• [PROBLEM] Copy out the listing that follows, exactly, without its pictures.

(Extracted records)
>>>

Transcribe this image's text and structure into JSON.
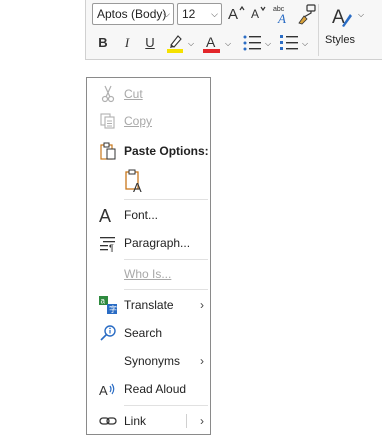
{
  "toolbar": {
    "font_name": "Aptos (Body)",
    "font_size": "12",
    "bold": "B",
    "italic": "I",
    "underline": "U",
    "styles_label": "Styles",
    "highlight_color": "#f5e100",
    "font_color": "#e3262a"
  },
  "menu": {
    "cut": "Cut",
    "copy": "Copy",
    "paste_options": "Paste Options:",
    "font": "Font...",
    "paragraph": "Paragraph...",
    "who_is": "Who Is...",
    "translate": "Translate",
    "search": "Search",
    "synonyms": "Synonyms",
    "read_aloud": "Read Aloud",
    "link": "Link",
    "submenu_arrow": "›"
  }
}
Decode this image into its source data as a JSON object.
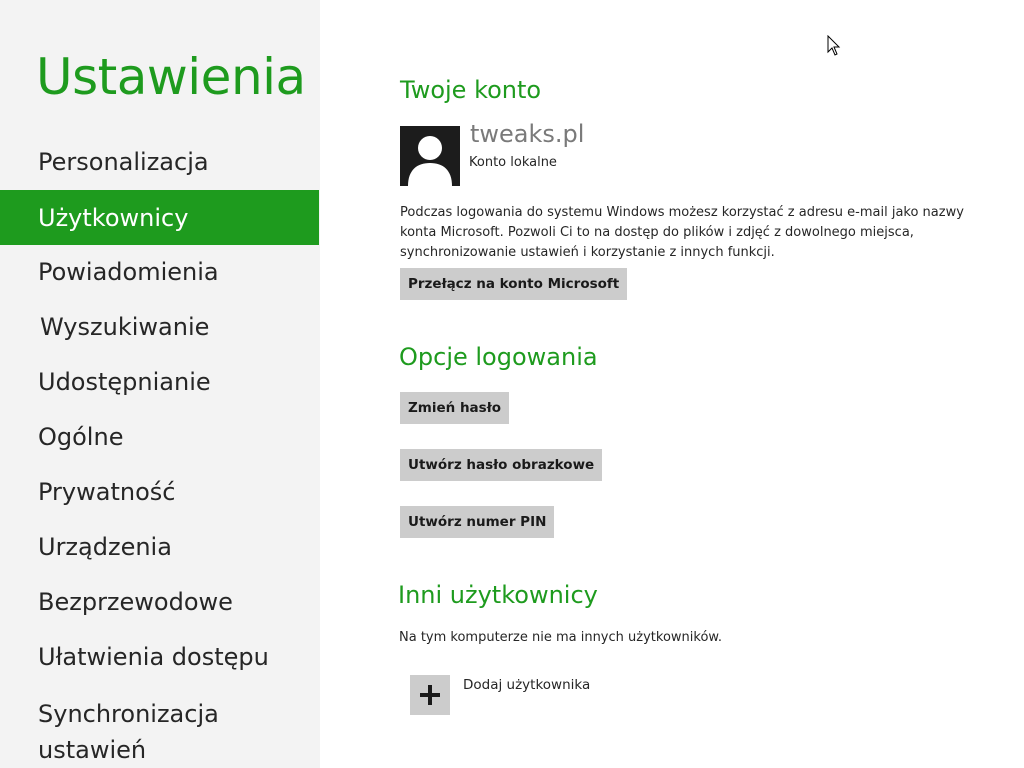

<<<

• [SOLUTION FOR THIS PROBLEM]
Transcribe this image's text and structure into JSON.
{
  "toolbar": {
    "font_name": "Aptos (Body)",
    "font_size": "12",
    "bold": "B",
    "italic": "I",
    "underline": "U",
    "styles_label": "Styles",
    "highlight_color": "#f5e100",
    "font_color": "#e3262a"
  },
  "menu": {
    "cut": "Cut",
    "copy": "Copy",
    "paste_options": "Paste Options:",
    "font": "Font...",
    "paragraph": "Paragraph...",
    "who_is": "Who Is...",
    "translate": "Translate",
    "search": "Search",
    "synonyms": "Synonyms",
    "read_aloud": "Read Aloud",
    "link": "Link",
    "submenu_arrow": "›"
  }
}
Decode this image into its source data as a JSON object.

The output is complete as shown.